-- What is asked --
Exactly reproduce each record listed below.

-- Given entries --

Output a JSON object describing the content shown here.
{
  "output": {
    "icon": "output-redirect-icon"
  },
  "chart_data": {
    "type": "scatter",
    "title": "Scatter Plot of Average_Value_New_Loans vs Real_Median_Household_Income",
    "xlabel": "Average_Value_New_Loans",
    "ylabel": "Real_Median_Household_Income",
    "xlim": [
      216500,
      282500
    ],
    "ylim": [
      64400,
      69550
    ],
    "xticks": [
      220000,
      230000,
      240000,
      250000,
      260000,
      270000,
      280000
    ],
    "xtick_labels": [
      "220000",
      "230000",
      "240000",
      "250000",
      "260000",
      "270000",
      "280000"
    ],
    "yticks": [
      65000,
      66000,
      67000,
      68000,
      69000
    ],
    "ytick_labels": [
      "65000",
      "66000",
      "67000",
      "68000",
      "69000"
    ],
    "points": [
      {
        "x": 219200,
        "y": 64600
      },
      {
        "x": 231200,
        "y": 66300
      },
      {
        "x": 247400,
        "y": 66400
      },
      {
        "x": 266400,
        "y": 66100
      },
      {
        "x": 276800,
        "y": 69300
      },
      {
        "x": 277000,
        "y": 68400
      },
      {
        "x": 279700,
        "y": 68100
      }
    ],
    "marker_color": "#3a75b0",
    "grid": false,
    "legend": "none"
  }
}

-- Solution --
Output a JSON object describing the content shown here.
{
  "output": {
    "icon": "output-redirect-icon"
  },
  "chart_data": {
    "type": "scatter",
    "title": "Scatter Plot of Average_Value_New_Loans vs Real_Median_Household_Income",
    "xlabel": "Average_Value_New_Loans",
    "ylabel": "Real_Median_Household_Income",
    "xlim": [
      216500,
      282500
    ],
    "ylim": [
      64400,
      69550
    ],
    "xticks": [
      220000,
      230000,
      240000,
      250000,
      260000,
      270000,
      280000
    ],
    "xtick_labels": [
      "220000",
      "230000",
      "240000",
      "250000",
      "260000",
      "270000",
      "280000"
    ],
    "yticks": [
      65000,
      66000,
      67000,
      68000,
      69000
    ],
    "ytick_labels": [
      "65000",
      "66000",
      "67000",
      "68000",
      "69000"
    ],
    "points": [
      {
        "x": 219200,
        "y": 64600
      },
      {
        "x": 231200,
        "y": 66300
      },
      {
        "x": 247400,
        "y": 66400
      },
      {
        "x": 266400,
        "y": 66100
      },
      {
        "x": 276800,
        "y": 69300
      },
      {
        "x": 277000,
        "y": 68400
      },
      {
        "x": 279700,
        "y": 68100
      }
    ],
    "marker_color": "#3a75b0",
    "grid": false,
    "legend": "none"
  }
}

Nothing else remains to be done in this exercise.